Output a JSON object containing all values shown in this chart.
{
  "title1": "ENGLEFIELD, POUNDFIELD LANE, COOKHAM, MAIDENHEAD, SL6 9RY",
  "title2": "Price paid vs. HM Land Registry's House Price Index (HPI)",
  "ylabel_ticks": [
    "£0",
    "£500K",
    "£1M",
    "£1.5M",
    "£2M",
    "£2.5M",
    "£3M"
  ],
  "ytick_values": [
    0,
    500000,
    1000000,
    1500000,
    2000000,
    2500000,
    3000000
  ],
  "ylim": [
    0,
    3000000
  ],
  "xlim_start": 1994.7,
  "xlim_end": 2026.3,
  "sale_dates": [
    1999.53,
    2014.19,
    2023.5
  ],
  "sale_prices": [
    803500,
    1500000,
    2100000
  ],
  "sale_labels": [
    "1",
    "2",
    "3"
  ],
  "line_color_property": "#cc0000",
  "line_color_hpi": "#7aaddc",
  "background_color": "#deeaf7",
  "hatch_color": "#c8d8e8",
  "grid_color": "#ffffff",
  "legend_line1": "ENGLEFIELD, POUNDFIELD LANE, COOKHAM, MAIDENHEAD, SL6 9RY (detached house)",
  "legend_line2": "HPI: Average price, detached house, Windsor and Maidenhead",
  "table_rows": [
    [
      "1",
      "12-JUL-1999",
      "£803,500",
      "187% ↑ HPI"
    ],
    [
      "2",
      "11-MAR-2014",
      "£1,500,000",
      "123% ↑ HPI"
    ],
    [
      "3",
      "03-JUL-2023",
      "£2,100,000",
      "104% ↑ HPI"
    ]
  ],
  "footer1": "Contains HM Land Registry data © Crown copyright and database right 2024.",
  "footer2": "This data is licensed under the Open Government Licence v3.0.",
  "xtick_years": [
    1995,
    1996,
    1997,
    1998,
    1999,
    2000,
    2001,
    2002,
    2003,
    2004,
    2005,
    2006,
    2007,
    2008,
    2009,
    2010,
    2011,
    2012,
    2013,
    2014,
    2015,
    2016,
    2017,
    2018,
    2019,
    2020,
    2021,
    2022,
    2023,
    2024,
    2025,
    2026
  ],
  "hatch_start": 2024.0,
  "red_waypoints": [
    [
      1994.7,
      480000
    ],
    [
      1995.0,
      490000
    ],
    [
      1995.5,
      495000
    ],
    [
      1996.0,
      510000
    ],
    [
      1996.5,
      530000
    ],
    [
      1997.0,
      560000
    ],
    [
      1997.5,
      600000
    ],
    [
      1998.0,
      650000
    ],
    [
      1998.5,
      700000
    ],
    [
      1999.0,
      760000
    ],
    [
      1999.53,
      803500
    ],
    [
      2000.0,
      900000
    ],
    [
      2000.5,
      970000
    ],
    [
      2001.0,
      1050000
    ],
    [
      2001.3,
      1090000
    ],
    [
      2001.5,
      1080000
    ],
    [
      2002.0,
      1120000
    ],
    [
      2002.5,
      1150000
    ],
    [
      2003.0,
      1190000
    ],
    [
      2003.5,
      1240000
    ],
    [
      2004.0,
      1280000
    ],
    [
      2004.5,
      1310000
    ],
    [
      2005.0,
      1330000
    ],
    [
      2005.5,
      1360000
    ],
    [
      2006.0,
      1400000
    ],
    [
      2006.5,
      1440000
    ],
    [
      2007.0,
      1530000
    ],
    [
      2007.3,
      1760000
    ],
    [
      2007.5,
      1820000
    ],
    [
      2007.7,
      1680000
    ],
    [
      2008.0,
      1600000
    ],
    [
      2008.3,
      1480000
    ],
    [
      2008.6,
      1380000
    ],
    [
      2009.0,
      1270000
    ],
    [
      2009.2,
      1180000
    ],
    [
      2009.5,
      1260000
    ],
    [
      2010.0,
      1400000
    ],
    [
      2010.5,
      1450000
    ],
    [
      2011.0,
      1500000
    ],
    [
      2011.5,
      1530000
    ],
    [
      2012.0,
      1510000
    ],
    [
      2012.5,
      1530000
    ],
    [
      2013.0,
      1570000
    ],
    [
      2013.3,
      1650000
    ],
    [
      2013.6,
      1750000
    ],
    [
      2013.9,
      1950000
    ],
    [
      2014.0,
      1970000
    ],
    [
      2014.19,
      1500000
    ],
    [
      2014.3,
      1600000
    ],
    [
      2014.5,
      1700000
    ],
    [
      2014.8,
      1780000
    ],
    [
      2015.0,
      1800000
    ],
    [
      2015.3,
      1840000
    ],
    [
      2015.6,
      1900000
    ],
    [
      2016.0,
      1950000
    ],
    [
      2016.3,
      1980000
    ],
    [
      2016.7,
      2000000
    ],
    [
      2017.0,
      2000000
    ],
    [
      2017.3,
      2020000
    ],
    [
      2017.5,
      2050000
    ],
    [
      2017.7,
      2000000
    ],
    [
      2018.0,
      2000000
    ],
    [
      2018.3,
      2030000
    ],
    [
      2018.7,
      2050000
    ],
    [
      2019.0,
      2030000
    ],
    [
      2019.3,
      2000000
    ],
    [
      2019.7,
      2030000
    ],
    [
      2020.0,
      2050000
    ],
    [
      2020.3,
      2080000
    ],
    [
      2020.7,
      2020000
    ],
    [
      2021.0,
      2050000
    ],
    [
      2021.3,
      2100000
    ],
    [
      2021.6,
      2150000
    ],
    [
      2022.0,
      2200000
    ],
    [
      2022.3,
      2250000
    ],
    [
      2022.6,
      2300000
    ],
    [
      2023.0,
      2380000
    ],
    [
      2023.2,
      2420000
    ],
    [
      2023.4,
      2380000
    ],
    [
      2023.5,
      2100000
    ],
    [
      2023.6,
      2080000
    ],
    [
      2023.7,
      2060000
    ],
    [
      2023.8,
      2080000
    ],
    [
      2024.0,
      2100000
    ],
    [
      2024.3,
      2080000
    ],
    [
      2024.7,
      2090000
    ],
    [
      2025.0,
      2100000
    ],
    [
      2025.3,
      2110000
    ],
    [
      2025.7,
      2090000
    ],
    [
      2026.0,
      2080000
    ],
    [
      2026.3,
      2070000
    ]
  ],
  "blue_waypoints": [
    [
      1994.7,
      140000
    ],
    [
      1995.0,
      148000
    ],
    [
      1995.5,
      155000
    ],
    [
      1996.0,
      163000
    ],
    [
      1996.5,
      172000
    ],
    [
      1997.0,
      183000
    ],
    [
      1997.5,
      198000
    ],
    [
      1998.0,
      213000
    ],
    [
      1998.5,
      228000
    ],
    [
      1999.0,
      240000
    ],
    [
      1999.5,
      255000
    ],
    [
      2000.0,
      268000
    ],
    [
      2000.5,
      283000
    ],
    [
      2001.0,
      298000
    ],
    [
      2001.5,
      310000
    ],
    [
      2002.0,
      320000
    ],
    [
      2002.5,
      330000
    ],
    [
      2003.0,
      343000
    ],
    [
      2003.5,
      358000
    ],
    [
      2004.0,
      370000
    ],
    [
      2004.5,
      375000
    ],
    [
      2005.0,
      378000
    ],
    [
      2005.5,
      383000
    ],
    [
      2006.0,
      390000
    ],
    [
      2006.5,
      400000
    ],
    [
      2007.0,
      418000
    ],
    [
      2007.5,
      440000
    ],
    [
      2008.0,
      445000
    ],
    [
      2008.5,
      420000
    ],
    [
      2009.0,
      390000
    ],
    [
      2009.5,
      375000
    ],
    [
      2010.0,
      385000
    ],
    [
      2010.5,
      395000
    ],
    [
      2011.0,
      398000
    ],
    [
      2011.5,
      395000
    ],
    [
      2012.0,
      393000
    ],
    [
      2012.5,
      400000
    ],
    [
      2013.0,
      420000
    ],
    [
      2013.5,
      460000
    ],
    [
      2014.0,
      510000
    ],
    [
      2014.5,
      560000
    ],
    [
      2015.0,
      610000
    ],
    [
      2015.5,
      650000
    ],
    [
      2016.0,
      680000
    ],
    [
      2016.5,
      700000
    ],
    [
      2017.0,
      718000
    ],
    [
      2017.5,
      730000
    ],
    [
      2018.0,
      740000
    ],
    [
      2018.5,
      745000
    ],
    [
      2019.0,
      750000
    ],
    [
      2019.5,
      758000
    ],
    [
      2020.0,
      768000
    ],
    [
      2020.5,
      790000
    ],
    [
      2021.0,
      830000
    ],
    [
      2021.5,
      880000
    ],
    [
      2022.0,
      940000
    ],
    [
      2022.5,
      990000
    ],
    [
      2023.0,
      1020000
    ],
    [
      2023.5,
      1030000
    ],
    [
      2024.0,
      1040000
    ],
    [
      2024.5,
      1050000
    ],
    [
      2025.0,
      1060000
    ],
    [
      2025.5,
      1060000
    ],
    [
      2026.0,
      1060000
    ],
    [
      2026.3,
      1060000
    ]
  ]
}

* Instruction: From the listing above, pick out every line containing "Land".

* Correct answer:
  "title2": "Price paid vs. HM Land Registry's House Price Index (HPI)",
  "footer1": "Contains HM Land Registry data © Crown copyright and database right 2024.",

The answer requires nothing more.